**Document excerpt:**
Three places where the analogy breaks (honestly)

I'd rather name where the analogy strains than pretend it doesn't. Three places.

Timeline. Manufacturing had 70 years. Software likely has 10–15. That compression changes the political dynamics inside organizations. In manufacturing, a worker who started cutting parts in 1920 could plausibly retire before the Ohno-era operating model fully took hold. In software, the practitioner who joined in 2020 will live through the entire transition during their career, and probably during their current job. That doesn't just change training; it changes the social contract between the person and the work. There's no "wait for the next generation to adjust." The current generation has to adjust, mid-flight.

Tangibility of quality. A part out of spec gets measured against a micrometer. A partially-correct agent output gets debated in PR comments. Manufacturing had the enormous advantage of physical measurement — the part either fits the tolerance or it doesn't. Software quality has always been more contested, and agent-produced software is contested at a new level. "Is this code correct?" is harder to answer than "is this part round?". That makes the governance layer harder to build, because the rules it has to enforce are themselves under negotiation.

Agency of the operator. The milling machine doesn't choose what to attack. It does exactly what the program tells it. The agent does choose — within a scope, within a prompt, within a context, but it chooses. That difference demands governance categories SPC never needed: intent verification, scope containment, refusal pathways, escalation logic. The manufacturing playbook gives us the shape of the answer but not the specifics, because the thing being governed has a kind of agency milling machines never had.

Those three are real. The analogy doesn't survive being pushed too hard on them. I'd rather you know that going in than discover it later.

Why the analogy still earns its keep

Despite the strain, I keep coming back to it. Because it hands you two operating questions that I haven't found a better source for.

**Raw data:**

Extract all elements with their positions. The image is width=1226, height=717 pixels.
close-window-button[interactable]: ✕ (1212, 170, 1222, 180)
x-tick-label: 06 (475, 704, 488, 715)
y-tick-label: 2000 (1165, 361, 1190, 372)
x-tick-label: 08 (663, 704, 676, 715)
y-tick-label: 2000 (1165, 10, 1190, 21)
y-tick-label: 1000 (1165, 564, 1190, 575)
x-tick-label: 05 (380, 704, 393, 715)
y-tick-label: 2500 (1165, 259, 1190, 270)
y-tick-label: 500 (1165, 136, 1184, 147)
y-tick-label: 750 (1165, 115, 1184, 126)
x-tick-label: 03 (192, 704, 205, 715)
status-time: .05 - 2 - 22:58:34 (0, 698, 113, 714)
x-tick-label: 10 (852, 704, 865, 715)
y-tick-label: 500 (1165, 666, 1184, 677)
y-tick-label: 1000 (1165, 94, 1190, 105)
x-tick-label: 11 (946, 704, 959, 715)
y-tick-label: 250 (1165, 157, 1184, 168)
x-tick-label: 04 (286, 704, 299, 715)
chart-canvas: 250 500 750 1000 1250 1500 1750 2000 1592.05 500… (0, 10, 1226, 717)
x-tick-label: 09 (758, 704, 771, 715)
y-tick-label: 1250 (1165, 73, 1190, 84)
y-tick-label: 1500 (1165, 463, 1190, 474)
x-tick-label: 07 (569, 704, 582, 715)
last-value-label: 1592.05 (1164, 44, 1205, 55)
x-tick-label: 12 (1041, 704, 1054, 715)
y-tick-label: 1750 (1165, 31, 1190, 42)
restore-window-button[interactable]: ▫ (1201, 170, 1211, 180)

**Assignment:**
Return everything in the passage on the manufacturing analogy from "Why the analogy" down to "better source for.", copied word for word. The entries are not needed here.

**Answer to the problem:**
Why the analogy still earns its keep

Despite the strain, I keep coming back to it. Because it hands you two operating questions that I haven't found a better source for.